[Dataset rows about figures]

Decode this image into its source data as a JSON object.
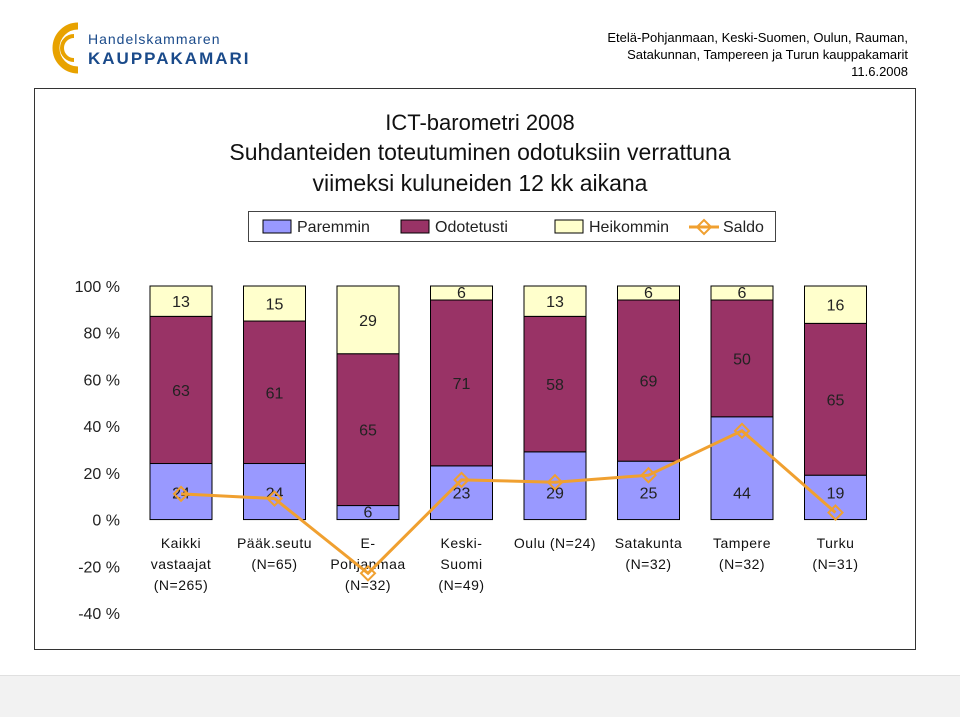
{
  "header": {
    "logo_line1": "Handelskammaren",
    "logo_line2": "KAUPPAKAMARI",
    "org_line1": "Etelä-Pohjanmaan, Keski-Suomen, Oulun, Rauman,",
    "org_line2": "Satakunnan, Tampereen ja Turun kauppakamarit",
    "date": "11.6.2008"
  },
  "chart_data": {
    "type": "bar",
    "stacked": true,
    "title_line1": "ICT-barometri 2008",
    "title_line2": "Suhdanteiden toteutuminen odotuksiin verrattuna",
    "title_line3": "viimeksi kuluneiden 12 kk aikana",
    "categories": [
      [
        "Kaikki",
        "vastaajat",
        "(N=265)"
      ],
      [
        "Pääk.seutu",
        "(N=65)"
      ],
      [
        "E-",
        "Pohjanmaa",
        "(N=32)"
      ],
      [
        "Keski-",
        "Suomi",
        "(N=49)"
      ],
      [
        "Oulu (N=24)"
      ],
      [
        "Satakunta",
        "(N=32)"
      ],
      [
        "Tampere",
        "(N=32)"
      ],
      [
        "Turku",
        "(N=31)"
      ]
    ],
    "series": [
      {
        "name": "Paremmin",
        "color": "#9999ff",
        "values": [
          24,
          24,
          6,
          23,
          29,
          25,
          44,
          19
        ]
      },
      {
        "name": "Odotetusti",
        "color": "#993366",
        "values": [
          63,
          61,
          65,
          71,
          58,
          69,
          50,
          65
        ]
      },
      {
        "name": "Heikommin",
        "color": "#ffffcc",
        "values": [
          13,
          15,
          29,
          6,
          13,
          6,
          6,
          16
        ]
      }
    ],
    "line_series": {
      "name": "Saldo",
      "color": "#f0a030",
      "values": [
        11,
        9,
        -23,
        17,
        16,
        19,
        38,
        3
      ]
    },
    "y_ticks": [
      "100 %",
      "80 %",
      "60 %",
      "40 %",
      "20 %",
      "0 %",
      "-20 %",
      "-40 %"
    ],
    "ylim": [
      -40,
      100
    ],
    "legend_position": "top",
    "grid": false
  }
}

* _WORK INSTRUCTIONS_
Report the number of lines containing the string "color" and add nothing to it.

* _SOLVED PROBLEM_
4